AIM -> Write out every line of the material exactly as it appears.

Data items
--------------------------------

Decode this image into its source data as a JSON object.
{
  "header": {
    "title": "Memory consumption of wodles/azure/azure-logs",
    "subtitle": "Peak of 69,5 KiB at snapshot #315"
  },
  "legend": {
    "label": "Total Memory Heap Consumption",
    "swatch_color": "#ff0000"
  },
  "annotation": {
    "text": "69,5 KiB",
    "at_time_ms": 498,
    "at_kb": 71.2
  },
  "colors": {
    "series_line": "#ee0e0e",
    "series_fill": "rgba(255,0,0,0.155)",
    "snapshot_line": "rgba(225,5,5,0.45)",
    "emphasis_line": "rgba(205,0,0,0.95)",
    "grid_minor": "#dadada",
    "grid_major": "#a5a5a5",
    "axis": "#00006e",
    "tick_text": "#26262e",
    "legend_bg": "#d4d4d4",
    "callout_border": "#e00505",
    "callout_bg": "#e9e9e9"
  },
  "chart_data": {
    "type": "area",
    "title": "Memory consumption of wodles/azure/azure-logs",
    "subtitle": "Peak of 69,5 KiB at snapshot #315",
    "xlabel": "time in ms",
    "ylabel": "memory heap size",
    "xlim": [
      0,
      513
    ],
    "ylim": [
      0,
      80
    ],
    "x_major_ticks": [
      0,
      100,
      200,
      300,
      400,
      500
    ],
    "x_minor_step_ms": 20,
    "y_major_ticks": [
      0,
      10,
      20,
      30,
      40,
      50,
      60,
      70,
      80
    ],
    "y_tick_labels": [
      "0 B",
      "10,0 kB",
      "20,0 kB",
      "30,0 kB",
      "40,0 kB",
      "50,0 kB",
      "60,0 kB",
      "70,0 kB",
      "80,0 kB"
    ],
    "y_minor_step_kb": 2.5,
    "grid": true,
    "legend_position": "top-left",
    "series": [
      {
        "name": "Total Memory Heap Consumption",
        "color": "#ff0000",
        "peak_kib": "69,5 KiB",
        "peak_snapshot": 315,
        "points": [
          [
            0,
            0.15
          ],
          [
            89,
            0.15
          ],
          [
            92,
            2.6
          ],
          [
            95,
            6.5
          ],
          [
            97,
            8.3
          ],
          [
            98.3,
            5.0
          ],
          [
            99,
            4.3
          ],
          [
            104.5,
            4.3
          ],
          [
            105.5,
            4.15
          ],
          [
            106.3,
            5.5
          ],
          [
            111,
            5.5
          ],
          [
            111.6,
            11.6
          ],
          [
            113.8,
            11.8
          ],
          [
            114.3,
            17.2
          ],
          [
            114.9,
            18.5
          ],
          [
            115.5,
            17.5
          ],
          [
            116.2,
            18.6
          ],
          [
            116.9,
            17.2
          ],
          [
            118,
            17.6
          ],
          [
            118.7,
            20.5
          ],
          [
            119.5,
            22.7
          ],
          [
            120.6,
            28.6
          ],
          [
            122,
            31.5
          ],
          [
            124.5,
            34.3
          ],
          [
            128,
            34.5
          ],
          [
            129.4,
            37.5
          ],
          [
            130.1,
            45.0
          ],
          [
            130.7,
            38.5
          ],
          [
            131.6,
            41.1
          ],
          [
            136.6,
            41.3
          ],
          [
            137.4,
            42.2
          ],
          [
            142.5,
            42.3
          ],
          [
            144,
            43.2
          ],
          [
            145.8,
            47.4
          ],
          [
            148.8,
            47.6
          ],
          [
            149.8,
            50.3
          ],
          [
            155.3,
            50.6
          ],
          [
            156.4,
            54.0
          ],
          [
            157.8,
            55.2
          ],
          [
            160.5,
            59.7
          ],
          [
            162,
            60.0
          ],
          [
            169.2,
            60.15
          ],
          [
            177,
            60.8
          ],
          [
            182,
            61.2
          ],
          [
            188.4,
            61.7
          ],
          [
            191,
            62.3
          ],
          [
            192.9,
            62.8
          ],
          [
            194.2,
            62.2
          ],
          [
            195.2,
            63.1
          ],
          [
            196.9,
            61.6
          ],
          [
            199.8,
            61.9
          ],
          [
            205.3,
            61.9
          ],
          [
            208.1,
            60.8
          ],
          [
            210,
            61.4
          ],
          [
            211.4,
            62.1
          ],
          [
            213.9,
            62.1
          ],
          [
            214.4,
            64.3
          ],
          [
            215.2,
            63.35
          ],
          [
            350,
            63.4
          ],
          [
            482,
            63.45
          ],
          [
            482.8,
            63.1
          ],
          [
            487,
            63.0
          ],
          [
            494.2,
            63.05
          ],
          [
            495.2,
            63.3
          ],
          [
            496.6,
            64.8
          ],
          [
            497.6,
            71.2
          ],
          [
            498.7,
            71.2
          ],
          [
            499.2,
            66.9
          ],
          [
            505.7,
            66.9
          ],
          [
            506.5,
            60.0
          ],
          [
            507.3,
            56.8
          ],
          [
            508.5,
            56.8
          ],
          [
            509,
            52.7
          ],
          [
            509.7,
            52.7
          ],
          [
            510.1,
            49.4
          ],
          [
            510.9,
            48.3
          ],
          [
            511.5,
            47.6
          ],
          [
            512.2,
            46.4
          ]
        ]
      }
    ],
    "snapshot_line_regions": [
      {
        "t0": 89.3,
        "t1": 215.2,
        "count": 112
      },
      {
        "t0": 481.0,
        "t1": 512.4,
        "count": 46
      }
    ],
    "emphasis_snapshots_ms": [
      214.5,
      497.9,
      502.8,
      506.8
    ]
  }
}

--------------------------------

RESULT OF THE EXERCISE ->
Decode this image into its source data as a JSON object.
{
  "header": {
    "title": "Memory consumption of wodles/azure/azure-logs",
    "subtitle": "Peak of 69,5 KiB at snapshot #315"
  },
  "legend": {
    "label": "Total Memory Heap Consumption",
    "swatch_color": "#ff0000"
  },
  "annotation": {
    "text": "69,5 KiB",
    "at_time_ms": 498,
    "at_kb": 71.2
  },
  "colors": {
    "series_line": "#ee0e0e",
    "series_fill": "rgba(255,0,0,0.155)",
    "snapshot_line": "rgba(225,5,5,0.45)",
    "emphasis_line": "rgba(205,0,0,0.95)",
    "grid_minor": "#dadada",
    "grid_major": "#a5a5a5",
    "axis": "#00006e",
    "tick_text": "#26262e",
    "legend_bg": "#d4d4d4",
    "callout_border": "#e00505",
    "callout_bg": "#e9e9e9"
  },
  "chart_data": {
    "type": "area",
    "title": "Memory consumption of wodles/azure/azure-logs",
    "subtitle": "Peak of 69,5 KiB at snapshot #315",
    "xlabel": "time in ms",
    "ylabel": "memory heap size",
    "xlim": [
      0,
      513
    ],
    "ylim": [
      0,
      80
    ],
    "x_major_ticks": [
      0,
      100,
      200,
      300,
      400,
      500
    ],
    "x_minor_step_ms": 20,
    "y_major_ticks": [
      0,
      10,
      20,
      30,
      40,
      50,
      60,
      70,
      80
    ],
    "y_tick_labels": [
      "0 B",
      "10,0 kB",
      "20,0 kB",
      "30,0 kB",
      "40,0 kB",
      "50,0 kB",
      "60,0 kB",
      "70,0 kB",
      "80,0 kB"
    ],
    "y_minor_step_kb": 2.5,
    "grid": true,
    "legend_position": "top-left",
    "series": [
      {
        "name": "Total Memory Heap Consumption",
        "color": "#ff0000",
        "peak_kib": "69,5 KiB",
        "peak_snapshot": 315,
        "points": [
          [
            0,
            0.15
          ],
          [
            89,
            0.15
          ],
          [
            92,
            2.6
          ],
          [
            95,
            6.5
          ],
          [
            97,
            8.3
          ],
          [
            98.3,
            5.0
          ],
          [
            99,
            4.3
          ],
          [
            104.5,
            4.3
          ],
          [
            105.5,
            4.15
          ],
          [
            106.3,
            5.5
          ],
          [
            111,
            5.5
          ],
          [
            111.6,
            11.6
          ],
          [
            113.8,
            11.8
          ],
          [
            114.3,
            17.2
          ],
          [
            114.9,
            18.5
          ],
          [
            115.5,
            17.5
          ],
          [
            116.2,
            18.6
          ],
          [
            116.9,
            17.2
          ],
          [
            118,
            17.6
          ],
          [
            118.7,
            20.5
          ],
          [
            119.5,
            22.7
          ],
          [
            120.6,
            28.6
          ],
          [
            122,
            31.5
          ],
          [
            124.5,
            34.3
          ],
          [
            128,
            34.5
          ],
          [
            129.4,
            37.5
          ],
          [
            130.1,
            45.0
          ],
          [
            130.7,
            38.5
          ],
          [
            131.6,
            41.1
          ],
          [
            136.6,
            41.3
          ],
          [
            137.4,
            42.2
          ],
          [
            142.5,
            42.3
          ],
          [
            144,
            43.2
          ],
          [
            145.8,
            47.4
          ],
          [
            148.8,
            47.6
          ],
          [
            149.8,
            50.3
          ],
          [
            155.3,
            50.6
          ],
          [
            156.4,
            54.0
          ],
          [
            157.8,
            55.2
          ],
          [
            160.5,
            59.7
          ],
          [
            162,
            60.0
          ],
          [
            169.2,
            60.15
          ],
          [
            177,
            60.8
          ],
          [
            182,
            61.2
          ],
          [
            188.4,
            61.7
          ],
          [
            191,
            62.3
          ],
          [
            192.9,
            62.8
          ],
          [
            194.2,
            62.2
          ],
          [
            195.2,
            63.1
          ],
          [
            196.9,
            61.6
          ],
          [
            199.8,
            61.9
          ],
          [
            205.3,
            61.9
          ],
          [
            208.1,
            60.8
          ],
          [
            210,
            61.4
          ],
          [
            211.4,
            62.1
          ],
          [
            213.9,
            62.1
          ],
          [
            214.4,
            64.3
          ],
          [
            215.2,
            63.35
          ],
          [
            350,
            63.4
          ],
          [
            482,
            63.45
          ],
          [
            482.8,
            63.1
          ],
          [
            487,
            63.0
          ],
          [
            494.2,
            63.05
          ],
          [
            495.2,
            63.3
          ],
          [
            496.6,
            64.8
          ],
          [
            497.6,
            71.2
          ],
          [
            498.7,
            71.2
          ],
          [
            499.2,
            66.9
          ],
          [
            505.7,
            66.9
          ],
          [
            506.5,
            60.0
          ],
          [
            507.3,
            56.8
          ],
          [
            508.5,
            56.8
          ],
          [
            509,
            52.7
          ],
          [
            509.7,
            52.7
          ],
          [
            510.1,
            49.4
          ],
          [
            510.9,
            48.3
          ],
          [
            511.5,
            47.6
          ],
          [
            512.2,
            46.4
          ]
        ]
      }
    ],
    "snapshot_line_regions": [
      {
        "t0": 89.3,
        "t1": 215.2,
        "count": 112
      },
      {
        "t0": 481.0,
        "t1": 512.4,
        "count": 46
      }
    ],
    "emphasis_snapshots_ms": [
      214.5,
      497.9,
      502.8,
      506.8
    ]
  }
}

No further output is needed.